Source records
────────────────

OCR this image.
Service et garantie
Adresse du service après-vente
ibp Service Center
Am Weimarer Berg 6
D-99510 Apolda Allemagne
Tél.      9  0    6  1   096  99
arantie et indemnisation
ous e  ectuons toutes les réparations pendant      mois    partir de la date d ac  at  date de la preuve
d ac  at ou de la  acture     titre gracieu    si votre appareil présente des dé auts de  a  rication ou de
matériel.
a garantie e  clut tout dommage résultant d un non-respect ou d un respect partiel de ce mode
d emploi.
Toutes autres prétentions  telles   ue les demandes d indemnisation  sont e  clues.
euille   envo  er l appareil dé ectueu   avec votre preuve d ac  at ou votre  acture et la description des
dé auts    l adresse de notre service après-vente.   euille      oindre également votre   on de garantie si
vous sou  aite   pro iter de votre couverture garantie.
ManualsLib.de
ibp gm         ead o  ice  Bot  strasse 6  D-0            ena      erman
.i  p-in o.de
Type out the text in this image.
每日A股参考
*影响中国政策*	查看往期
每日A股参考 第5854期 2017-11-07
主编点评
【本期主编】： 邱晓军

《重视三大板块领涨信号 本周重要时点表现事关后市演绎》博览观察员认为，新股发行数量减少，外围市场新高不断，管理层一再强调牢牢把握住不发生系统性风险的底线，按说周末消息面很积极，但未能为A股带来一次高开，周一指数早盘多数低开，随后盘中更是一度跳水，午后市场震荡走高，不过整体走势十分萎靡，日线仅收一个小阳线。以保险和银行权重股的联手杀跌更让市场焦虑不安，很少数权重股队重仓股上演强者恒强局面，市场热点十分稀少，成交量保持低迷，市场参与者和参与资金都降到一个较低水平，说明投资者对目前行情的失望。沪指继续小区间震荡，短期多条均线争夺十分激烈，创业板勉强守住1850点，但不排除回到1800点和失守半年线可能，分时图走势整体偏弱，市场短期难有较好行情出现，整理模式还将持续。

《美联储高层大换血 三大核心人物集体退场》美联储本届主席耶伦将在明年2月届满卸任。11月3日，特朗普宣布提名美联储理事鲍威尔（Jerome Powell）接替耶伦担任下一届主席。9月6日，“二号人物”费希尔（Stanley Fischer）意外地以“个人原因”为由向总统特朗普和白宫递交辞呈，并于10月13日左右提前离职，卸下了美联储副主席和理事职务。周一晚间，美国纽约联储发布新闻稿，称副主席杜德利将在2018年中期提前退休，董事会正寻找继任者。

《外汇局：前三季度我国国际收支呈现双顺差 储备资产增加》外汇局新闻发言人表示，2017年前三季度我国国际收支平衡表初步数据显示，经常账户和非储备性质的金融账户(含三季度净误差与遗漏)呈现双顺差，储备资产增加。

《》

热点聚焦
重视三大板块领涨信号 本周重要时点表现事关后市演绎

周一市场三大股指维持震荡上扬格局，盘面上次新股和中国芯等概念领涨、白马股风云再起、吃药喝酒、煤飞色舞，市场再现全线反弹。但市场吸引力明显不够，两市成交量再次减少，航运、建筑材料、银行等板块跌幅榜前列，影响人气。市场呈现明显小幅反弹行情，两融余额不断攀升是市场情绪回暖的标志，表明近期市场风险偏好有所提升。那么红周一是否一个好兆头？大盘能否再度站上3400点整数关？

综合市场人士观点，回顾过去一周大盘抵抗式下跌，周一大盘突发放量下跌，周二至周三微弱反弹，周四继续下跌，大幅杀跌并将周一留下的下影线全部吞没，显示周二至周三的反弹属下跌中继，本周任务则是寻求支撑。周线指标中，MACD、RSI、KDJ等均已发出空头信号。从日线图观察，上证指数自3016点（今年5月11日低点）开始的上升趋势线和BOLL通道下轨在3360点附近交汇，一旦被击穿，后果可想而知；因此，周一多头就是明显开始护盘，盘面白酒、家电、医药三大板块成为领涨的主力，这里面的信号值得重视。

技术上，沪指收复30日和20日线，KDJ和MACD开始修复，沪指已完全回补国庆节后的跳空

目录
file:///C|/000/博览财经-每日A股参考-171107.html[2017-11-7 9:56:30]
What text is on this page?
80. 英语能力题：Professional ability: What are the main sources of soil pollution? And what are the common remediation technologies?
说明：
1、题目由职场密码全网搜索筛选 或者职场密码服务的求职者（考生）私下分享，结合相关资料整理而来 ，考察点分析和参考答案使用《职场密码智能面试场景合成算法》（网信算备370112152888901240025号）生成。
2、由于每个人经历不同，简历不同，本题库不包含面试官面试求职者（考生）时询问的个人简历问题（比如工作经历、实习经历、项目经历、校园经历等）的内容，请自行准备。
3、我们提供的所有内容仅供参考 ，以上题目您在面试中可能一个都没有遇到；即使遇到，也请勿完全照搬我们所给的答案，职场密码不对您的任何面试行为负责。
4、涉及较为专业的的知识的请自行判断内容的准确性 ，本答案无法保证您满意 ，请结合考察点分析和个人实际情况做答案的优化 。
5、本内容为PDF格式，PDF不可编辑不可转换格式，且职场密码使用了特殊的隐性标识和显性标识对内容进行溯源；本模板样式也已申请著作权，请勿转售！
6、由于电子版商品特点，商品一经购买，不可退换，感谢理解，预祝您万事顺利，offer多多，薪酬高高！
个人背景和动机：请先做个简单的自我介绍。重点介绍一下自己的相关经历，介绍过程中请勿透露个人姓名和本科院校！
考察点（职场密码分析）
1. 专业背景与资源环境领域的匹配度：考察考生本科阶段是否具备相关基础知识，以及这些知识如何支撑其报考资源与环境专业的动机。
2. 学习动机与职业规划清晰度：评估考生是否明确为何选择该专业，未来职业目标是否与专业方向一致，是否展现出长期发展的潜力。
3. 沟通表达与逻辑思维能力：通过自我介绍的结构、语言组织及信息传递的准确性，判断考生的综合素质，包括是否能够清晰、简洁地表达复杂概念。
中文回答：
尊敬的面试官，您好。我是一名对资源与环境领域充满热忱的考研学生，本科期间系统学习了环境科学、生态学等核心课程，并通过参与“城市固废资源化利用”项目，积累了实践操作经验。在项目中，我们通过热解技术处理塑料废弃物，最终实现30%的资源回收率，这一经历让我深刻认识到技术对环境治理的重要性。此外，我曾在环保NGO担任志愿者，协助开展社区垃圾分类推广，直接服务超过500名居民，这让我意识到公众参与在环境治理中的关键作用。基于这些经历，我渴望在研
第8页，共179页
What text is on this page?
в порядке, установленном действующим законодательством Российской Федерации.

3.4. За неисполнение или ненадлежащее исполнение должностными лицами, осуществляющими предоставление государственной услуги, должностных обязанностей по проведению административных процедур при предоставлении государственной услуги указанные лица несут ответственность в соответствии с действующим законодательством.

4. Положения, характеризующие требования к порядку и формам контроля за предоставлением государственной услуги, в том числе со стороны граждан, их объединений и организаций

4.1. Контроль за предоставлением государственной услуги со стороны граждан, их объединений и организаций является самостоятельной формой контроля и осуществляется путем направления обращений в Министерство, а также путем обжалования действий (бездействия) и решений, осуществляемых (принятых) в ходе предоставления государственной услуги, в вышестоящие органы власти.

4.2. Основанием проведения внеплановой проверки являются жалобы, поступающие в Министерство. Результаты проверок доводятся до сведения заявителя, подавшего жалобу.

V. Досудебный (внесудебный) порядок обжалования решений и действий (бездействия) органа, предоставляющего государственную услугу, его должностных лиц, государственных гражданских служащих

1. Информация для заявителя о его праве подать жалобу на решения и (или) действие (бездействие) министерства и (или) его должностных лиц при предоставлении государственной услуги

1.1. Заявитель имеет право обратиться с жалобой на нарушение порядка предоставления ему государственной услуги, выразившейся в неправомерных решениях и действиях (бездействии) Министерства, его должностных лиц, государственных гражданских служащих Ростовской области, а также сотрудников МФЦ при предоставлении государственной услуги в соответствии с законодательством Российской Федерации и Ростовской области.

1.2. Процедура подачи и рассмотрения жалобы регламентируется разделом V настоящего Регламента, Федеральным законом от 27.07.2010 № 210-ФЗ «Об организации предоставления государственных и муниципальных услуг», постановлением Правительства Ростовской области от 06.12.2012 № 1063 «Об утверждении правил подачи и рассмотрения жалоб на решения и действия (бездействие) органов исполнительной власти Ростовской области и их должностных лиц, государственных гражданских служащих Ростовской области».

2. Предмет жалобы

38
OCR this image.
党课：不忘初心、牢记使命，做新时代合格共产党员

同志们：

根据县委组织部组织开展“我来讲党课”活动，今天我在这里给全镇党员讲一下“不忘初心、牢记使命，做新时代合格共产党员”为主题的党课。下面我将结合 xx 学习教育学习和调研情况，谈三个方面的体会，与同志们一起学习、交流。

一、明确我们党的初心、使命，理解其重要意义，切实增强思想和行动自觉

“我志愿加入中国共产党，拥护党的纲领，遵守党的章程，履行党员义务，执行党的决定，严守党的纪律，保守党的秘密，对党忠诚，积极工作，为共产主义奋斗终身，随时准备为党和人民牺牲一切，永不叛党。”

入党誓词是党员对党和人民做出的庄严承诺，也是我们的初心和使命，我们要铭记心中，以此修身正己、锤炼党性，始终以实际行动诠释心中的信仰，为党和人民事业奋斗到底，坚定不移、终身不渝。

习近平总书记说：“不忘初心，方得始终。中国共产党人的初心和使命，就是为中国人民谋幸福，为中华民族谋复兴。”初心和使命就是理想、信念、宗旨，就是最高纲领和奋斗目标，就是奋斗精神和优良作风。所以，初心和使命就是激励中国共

────────────────

= To do =
Pull out every line of the records that includes the string "euille".

= Reply =
euille   envo  er l appareil dé ectueu   avec votre preuve d ac  at ou votre  acture et la description des
dé auts    l adresse de notre service après-vente.   euille      oindre également votre   on de garantie si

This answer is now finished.